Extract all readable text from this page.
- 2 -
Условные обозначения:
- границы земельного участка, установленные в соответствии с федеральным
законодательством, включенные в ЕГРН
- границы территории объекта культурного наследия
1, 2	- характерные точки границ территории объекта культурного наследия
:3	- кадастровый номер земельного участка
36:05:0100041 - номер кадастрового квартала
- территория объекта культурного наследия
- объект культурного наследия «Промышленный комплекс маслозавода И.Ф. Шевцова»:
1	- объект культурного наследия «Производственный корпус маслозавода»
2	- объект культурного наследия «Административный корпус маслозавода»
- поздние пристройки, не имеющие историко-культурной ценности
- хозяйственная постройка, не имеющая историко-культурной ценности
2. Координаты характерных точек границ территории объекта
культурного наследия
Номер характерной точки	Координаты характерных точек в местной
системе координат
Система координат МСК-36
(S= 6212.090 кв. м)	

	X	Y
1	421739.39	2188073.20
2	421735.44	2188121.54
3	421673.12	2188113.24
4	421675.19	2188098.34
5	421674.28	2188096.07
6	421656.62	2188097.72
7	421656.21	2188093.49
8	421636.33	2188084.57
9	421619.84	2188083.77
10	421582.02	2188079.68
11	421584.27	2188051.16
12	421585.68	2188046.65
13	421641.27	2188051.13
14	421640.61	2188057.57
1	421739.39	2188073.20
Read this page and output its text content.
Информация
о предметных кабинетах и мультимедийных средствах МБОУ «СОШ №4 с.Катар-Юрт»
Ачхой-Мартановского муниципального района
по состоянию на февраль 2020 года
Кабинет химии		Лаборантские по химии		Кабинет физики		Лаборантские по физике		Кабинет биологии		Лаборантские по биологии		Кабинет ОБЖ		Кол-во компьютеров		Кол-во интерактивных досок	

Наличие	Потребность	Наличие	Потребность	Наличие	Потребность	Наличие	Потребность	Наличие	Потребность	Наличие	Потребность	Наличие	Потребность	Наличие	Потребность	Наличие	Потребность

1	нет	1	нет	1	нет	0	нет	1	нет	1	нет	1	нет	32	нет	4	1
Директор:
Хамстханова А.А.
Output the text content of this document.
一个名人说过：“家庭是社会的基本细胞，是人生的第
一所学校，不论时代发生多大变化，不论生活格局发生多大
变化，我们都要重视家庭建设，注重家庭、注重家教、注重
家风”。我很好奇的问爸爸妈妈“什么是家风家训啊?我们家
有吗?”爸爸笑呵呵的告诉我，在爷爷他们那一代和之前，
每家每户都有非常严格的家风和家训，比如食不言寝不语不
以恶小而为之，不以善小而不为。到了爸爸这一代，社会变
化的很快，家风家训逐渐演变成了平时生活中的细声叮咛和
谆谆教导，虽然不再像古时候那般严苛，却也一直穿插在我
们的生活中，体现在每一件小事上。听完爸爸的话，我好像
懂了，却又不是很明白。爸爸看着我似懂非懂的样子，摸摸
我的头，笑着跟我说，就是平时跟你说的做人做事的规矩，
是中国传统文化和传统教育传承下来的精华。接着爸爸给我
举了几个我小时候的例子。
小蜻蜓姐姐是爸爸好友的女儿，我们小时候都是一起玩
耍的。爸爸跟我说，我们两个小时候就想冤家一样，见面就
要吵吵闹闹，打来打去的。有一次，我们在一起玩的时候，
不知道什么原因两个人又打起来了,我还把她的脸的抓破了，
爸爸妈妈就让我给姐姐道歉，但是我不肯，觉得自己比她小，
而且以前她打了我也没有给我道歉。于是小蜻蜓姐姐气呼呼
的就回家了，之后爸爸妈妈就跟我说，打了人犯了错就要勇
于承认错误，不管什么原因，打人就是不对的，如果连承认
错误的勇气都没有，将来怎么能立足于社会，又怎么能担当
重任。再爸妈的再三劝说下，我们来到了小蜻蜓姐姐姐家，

☆ ☆ ☆

WHAT YOU WILL DO:
Pull out all lines containing the word "культурного" from the entries above.

CORRECT RESULT:
- границы территории объекта культурного наследия
1, 2	- характерные точки границ территории объекта культурного наследия
- территория объекта культурного наследия
- объект культурного наследия «Промышленный комплекс маслозавода И.Ф. Шевцова»:
1	- объект культурного наследия «Производственный корпус маслозавода»
2	- объект культурного наследия «Административный корпус маслозавода»
культурного наследия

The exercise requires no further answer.